Requirement: Write out the complete material exactly as it stands.

Given records:
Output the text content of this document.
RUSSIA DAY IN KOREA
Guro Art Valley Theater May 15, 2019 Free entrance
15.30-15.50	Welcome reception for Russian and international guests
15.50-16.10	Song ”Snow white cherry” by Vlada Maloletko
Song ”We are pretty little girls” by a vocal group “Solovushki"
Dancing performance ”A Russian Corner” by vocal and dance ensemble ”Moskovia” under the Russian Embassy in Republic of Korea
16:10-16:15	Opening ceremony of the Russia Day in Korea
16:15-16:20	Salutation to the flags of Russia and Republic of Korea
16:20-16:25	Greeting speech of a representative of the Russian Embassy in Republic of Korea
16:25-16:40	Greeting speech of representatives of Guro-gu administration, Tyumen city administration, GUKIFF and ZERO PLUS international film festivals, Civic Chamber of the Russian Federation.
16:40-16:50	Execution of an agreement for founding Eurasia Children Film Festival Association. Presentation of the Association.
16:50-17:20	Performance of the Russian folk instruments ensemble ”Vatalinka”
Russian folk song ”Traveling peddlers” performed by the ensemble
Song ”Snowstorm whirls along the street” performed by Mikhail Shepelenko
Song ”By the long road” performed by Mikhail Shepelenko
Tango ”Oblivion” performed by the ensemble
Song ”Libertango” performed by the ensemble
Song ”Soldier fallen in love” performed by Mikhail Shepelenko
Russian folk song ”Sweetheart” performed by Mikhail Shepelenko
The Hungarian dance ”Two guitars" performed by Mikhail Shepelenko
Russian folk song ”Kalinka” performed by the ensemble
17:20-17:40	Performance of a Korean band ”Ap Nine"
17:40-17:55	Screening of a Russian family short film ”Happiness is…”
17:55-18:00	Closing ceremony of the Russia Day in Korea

The solution:
Output the text content of this document.
RUSSIA DAY IN KOREA
Guro Art Valley Theater May 15, 2019 Free entrance
15.30-15.50	Welcome reception for Russian and international guests
15.50-16.10	Song ”Snow white cherry” by Vlada Maloletko
Song ”We are pretty little girls” by a vocal group “Solovushki"
Dancing performance ”A Russian Corner” by vocal and dance ensemble ”Moskovia” under the Russian Embassy in Republic of Korea
16:10-16:15	Opening ceremony of the Russia Day in Korea
16:15-16:20	Salutation to the flags of Russia and Republic of Korea
16:20-16:25	Greeting speech of a representative of the Russian Embassy in Republic of Korea
16:25-16:40	Greeting speech of representatives of Guro-gu administration, Tyumen city administration, GUKIFF and ZERO PLUS international film festivals, Civic Chamber of the Russian Federation.
16:40-16:50	Execution of an agreement for founding Eurasia Children Film Festival Association. Presentation of the Association.
16:50-17:20	Performance of the Russian folk instruments ensemble ”Vatalinka”
Russian folk song ”Traveling peddlers” performed by the ensemble
Song ”Snowstorm whirls along the street” performed by Mikhail Shepelenko
Song ”By the long road” performed by Mikhail Shepelenko
Tango ”Oblivion” performed by the ensemble
Song ”Libertango” performed by the ensemble
Song ”Soldier fallen in love” performed by Mikhail Shepelenko
Russian folk song ”Sweetheart” performed by Mikhail Shepelenko
The Hungarian dance ”Two guitars" performed by Mikhail Shepelenko
Russian folk song ”Kalinka” performed by the ensemble
17:20-17:40	Performance of a Korean band ”Ap Nine"
17:40-17:55	Screening of a Russian family short film ”Happiness is…”
17:55-18:00	Closing ceremony of the Russia Day in Korea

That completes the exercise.